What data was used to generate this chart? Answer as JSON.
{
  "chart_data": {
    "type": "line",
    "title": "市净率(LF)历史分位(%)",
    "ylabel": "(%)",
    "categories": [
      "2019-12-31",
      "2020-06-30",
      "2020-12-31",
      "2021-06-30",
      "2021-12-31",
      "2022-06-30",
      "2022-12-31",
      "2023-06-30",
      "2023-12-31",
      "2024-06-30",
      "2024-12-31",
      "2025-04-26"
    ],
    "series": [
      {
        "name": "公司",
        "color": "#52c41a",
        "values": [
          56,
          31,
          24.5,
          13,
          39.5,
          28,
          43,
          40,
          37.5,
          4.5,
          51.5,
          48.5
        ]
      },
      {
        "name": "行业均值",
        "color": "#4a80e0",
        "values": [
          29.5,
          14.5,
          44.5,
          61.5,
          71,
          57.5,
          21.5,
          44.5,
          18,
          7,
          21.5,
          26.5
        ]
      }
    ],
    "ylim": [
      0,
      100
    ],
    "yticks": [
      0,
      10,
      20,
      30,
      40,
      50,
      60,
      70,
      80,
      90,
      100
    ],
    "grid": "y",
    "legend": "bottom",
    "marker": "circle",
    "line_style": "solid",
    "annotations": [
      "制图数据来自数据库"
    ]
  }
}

- [Exercise description]
Give back all the data exactly as written.

- [Task answer]
What data was used to generate this chart? Answer as JSON.
{
  "chart_data": {
    "type": "line",
    "title": "市净率(LF)历史分位(%)",
    "ylabel": "(%)",
    "categories": [
      "2019-12-31",
      "2020-06-30",
      "2020-12-31",
      "2021-06-30",
      "2021-12-31",
      "2022-06-30",
      "2022-12-31",
      "2023-06-30",
      "2023-12-31",
      "2024-06-30",
      "2024-12-31",
      "2025-04-26"
    ],
    "series": [
      {
        "name": "公司",
        "color": "#52c41a",
        "values": [
          56,
          31,
          24.5,
          13,
          39.5,
          28,
          43,
          40,
          37.5,
          4.5,
          51.5,
          48.5
        ]
      },
      {
        "name": "行业均值",
        "color": "#4a80e0",
        "values": [
          29.5,
          14.5,
          44.5,
          61.5,
          71,
          57.5,
          21.5,
          44.5,
          18,
          7,
          21.5,
          26.5
        ]
      }
    ],
    "ylim": [
      0,
      100
    ],
    "yticks": [
      0,
      10,
      20,
      30,
      40,
      50,
      60,
      70,
      80,
      90,
      100
    ],
    "grid": "y",
    "legend": "bottom",
    "marker": "circle",
    "line_style": "solid",
    "annotations": [
      "制图数据来自数据库"
    ]
  }
}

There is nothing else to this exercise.